=== Instruction ===
What follows is a set of entries. Repeat them exactly, but not their pictures.

------ Information supplied ------

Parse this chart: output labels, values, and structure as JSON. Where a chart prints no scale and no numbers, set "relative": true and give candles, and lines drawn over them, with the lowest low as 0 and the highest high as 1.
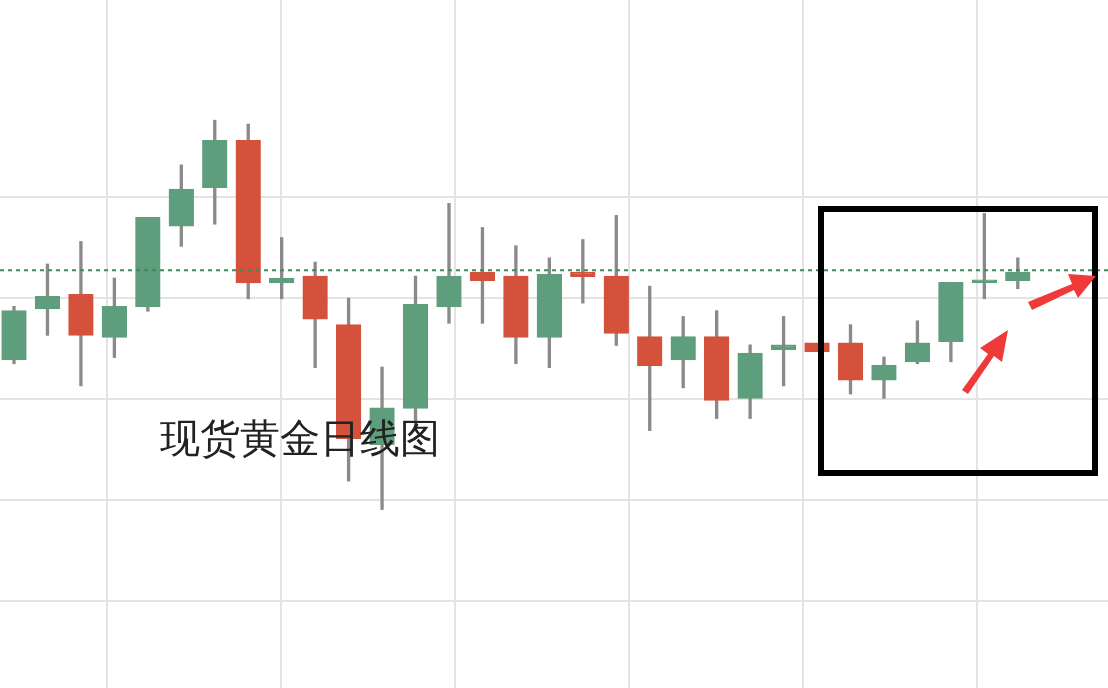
{
  "chart_data": {
    "type": "candlestick",
    "relative": true,
    "grid": true,
    "tick_labels": false,
    "categories": [
      null,
      null,
      null,
      null,
      null,
      null,
      null,
      null,
      null,
      null,
      null,
      null,
      null,
      null,
      null,
      null,
      null,
      null,
      null,
      null,
      null,
      null,
      null,
      null,
      null,
      null,
      null,
      null,
      null,
      null,
      null
    ],
    "ohlc": [
      [
        0.385,
        0.521,
        0.375,
        0.51
      ],
      [
        0.516,
        0.63,
        0.448,
        0.547
      ],
      [
        0.552,
        0.688,
        0.318,
        0.448
      ],
      [
        0.443,
        0.594,
        0.391,
        0.521
      ],
      [
        0.521,
        0.75,
        0.51,
        0.75
      ],
      [
        0.729,
        0.885,
        0.677,
        0.823
      ],
      [
        0.828,
        1,
        0.734,
        0.948
      ],
      [
        0.948,
        0.99,
        0.542,
        0.583
      ],
      [
        0.583,
        0.698,
        0.542,
        0.594
      ],
      [
        0.599,
        0.635,
        0.365,
        0.49
      ],
      [
        0.474,
        0.542,
        0.073,
        0.182
      ],
      [
        0.167,
        0.365,
        0,
        0.26
      ],
      [
        0.26,
        0.599,
        0.203,
        0.526
      ],
      [
        0.521,
        0.786,
        0.479,
        0.599
      ],
      [
        0.609,
        0.724,
        0.479,
        0.589
      ],
      [
        0.599,
        0.677,
        0.375,
        0.443
      ],
      [
        0.443,
        0.646,
        0.365,
        0.604
      ],
      [
        0.609,
        0.693,
        0.531,
        0.599
      ],
      [
        0.599,
        0.755,
        0.422,
        0.453
      ],
      [
        0.443,
        0.573,
        0.203,
        0.37
      ],
      [
        0.385,
        0.495,
        0.313,
        0.443
      ],
      [
        0.443,
        0.51,
        0.234,
        0.281
      ],
      [
        0.286,
        0.422,
        0.234,
        0.401
      ],
      [
        0.411,
        0.495,
        0.318,
        0.422
      ],
      [
        0.427,
        0.427,
        0.406,
        0.406
      ],
      [
        0.427,
        0.474,
        0.297,
        0.333
      ],
      [
        0.333,
        0.391,
        0.286,
        0.37
      ],
      [
        0.38,
        0.484,
        0.375,
        0.427
      ],
      [
        0.432,
        0.583,
        0.38,
        0.583
      ],
      [
        0.583,
        0.76,
        0.542,
        0.589
      ],
      [
        0.589,
        0.646,
        0.568,
        0.609
      ]
    ],
    "colors": [
      "#5f9e7c",
      "#5f9e7c",
      "#d4523b",
      "#5f9e7c",
      "#5f9e7c",
      "#5f9e7c",
      "#5f9e7c",
      "#d4523b",
      "#5f9e7c",
      "#d4523b",
      "#d4523b",
      "#5f9e7c",
      "#5f9e7c",
      "#5f9e7c",
      "#d4523b",
      "#d4523b",
      "#5f9e7c",
      "#d4523b",
      "#d4523b",
      "#d4523b",
      "#5f9e7c",
      "#d4523b",
      "#5f9e7c",
      "#5f9e7c",
      "#d4523b",
      "#d4523b",
      "#5f9e7c",
      "#5f9e7c",
      "#5f9e7c",
      "#5f9e7c",
      "#5f9e7c"
    ],
    "ref_lines": [
      {
        "axis": "y",
        "value": 0.615,
        "color": "#3c8c5a",
        "line_style": "dotted"
      }
    ],
    "annotations": [
      "现货黄金日线图"
    ]
  }
}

------

=== Exercise solution ===
Parse this chart: output labels, values, and structure as JSON. Where a chart prints no scale and no numbers, set "relative": true and give candles, and lines drawn over them, with the lowest low as 0 and the highest high as 1.
{
  "chart_data": {
    "type": "candlestick",
    "relative": true,
    "grid": true,
    "tick_labels": false,
    "categories": [
      null,
      null,
      null,
      null,
      null,
      null,
      null,
      null,
      null,
      null,
      null,
      null,
      null,
      null,
      null,
      null,
      null,
      null,
      null,
      null,
      null,
      null,
      null,
      null,
      null,
      null,
      null,
      null,
      null,
      null,
      null
    ],
    "ohlc": [
      [
        0.385,
        0.521,
        0.375,
        0.51
      ],
      [
        0.516,
        0.63,
        0.448,
        0.547
      ],
      [
        0.552,
        0.688,
        0.318,
        0.448
      ],
      [
        0.443,
        0.594,
        0.391,
        0.521
      ],
      [
        0.521,
        0.75,
        0.51,
        0.75
      ],
      [
        0.729,
        0.885,
        0.677,
        0.823
      ],
      [
        0.828,
        1,
        0.734,
        0.948
      ],
      [
        0.948,
        0.99,
        0.542,
        0.583
      ],
      [
        0.583,
        0.698,
        0.542,
        0.594
      ],
      [
        0.599,
        0.635,
        0.365,
        0.49
      ],
      [
        0.474,
        0.542,
        0.073,
        0.182
      ],
      [
        0.167,
        0.365,
        0,
        0.26
      ],
      [
        0.26,
        0.599,
        0.203,
        0.526
      ],
      [
        0.521,
        0.786,
        0.479,
        0.599
      ],
      [
        0.609,
        0.724,
        0.479,
        0.589
      ],
      [
        0.599,
        0.677,
        0.375,
        0.443
      ],
      [
        0.443,
        0.646,
        0.365,
        0.604
      ],
      [
        0.609,
        0.693,
        0.531,
        0.599
      ],
      [
        0.599,
        0.755,
        0.422,
        0.453
      ],
      [
        0.443,
        0.573,
        0.203,
        0.37
      ],
      [
        0.385,
        0.495,
        0.313,
        0.443
      ],
      [
        0.443,
        0.51,
        0.234,
        0.281
      ],
      [
        0.286,
        0.422,
        0.234,
        0.401
      ],
      [
        0.411,
        0.495,
        0.318,
        0.422
      ],
      [
        0.427,
        0.427,
        0.406,
        0.406
      ],
      [
        0.427,
        0.474,
        0.297,
        0.333
      ],
      [
        0.333,
        0.391,
        0.286,
        0.37
      ],
      [
        0.38,
        0.484,
        0.375,
        0.427
      ],
      [
        0.432,
        0.583,
        0.38,
        0.583
      ],
      [
        0.583,
        0.76,
        0.542,
        0.589
      ],
      [
        0.589,
        0.646,
        0.568,
        0.609
      ]
    ],
    "colors": [
      "#5f9e7c",
      "#5f9e7c",
      "#d4523b",
      "#5f9e7c",
      "#5f9e7c",
      "#5f9e7c",
      "#5f9e7c",
      "#d4523b",
      "#5f9e7c",
      "#d4523b",
      "#d4523b",
      "#5f9e7c",
      "#5f9e7c",
      "#5f9e7c",
      "#d4523b",
      "#d4523b",
      "#5f9e7c",
      "#d4523b",
      "#d4523b",
      "#d4523b",
      "#5f9e7c",
      "#d4523b",
      "#5f9e7c",
      "#5f9e7c",
      "#d4523b",
      "#d4523b",
      "#5f9e7c",
      "#5f9e7c",
      "#5f9e7c",
      "#5f9e7c",
      "#5f9e7c"
    ],
    "ref_lines": [
      {
        "axis": "y",
        "value": 0.615,
        "color": "#3c8c5a",
        "line_style": "dotted"
      }
    ],
    "annotations": [
      "现货黄金日线图"
    ]
  }
}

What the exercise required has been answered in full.